> Exercise description: Go through the entries below and copy each line containing the word "Jharkhand".
________
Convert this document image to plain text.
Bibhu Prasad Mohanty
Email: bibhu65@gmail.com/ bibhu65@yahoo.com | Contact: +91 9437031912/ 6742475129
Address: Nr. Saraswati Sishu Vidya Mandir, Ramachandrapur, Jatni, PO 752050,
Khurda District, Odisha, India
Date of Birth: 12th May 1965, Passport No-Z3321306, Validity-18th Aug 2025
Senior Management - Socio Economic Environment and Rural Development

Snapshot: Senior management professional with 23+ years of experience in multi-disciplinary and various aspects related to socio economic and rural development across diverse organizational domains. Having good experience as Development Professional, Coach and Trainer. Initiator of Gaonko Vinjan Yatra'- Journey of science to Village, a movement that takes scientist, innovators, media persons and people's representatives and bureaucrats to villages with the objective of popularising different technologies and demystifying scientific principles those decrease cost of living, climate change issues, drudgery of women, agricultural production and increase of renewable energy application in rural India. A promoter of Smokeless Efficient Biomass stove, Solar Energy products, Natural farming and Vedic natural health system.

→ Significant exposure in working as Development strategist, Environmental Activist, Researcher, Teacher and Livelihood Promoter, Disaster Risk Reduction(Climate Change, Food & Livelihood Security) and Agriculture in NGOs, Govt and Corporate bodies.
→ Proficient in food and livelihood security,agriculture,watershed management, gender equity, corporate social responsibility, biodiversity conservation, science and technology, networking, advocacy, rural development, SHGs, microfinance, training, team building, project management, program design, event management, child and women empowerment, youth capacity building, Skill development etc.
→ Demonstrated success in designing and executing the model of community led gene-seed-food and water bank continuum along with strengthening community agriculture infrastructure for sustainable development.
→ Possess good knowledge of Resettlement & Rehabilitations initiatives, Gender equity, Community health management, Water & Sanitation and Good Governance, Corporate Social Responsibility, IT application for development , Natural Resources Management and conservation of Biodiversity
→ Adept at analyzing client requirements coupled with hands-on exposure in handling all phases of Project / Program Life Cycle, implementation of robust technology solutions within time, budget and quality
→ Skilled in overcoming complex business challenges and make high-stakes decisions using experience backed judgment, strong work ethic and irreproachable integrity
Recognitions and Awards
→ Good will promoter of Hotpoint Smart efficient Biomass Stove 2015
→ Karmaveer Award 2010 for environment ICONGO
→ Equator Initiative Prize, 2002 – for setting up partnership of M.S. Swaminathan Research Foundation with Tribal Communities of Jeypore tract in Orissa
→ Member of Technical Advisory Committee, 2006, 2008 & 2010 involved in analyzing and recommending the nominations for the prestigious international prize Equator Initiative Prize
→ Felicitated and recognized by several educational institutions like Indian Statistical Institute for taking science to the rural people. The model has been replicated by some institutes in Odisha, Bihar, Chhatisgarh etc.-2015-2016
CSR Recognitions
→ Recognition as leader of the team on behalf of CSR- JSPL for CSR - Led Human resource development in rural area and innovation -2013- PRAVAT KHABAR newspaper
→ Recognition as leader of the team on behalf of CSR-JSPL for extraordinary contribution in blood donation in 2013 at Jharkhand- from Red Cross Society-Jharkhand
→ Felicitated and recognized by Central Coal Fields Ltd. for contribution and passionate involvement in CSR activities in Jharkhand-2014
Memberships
________
> Answer to the problem:
→ Recognition as leader of the team on behalf of CSR-JSPL for extraordinary contribution in blood donation in 2013 at Jharkhand- from Red Cross Society-Jharkhand
→ Felicitated and recognized by Central Coal Fields Ltd. for contribution and passionate involvement in CSR activities in Jharkhand-2014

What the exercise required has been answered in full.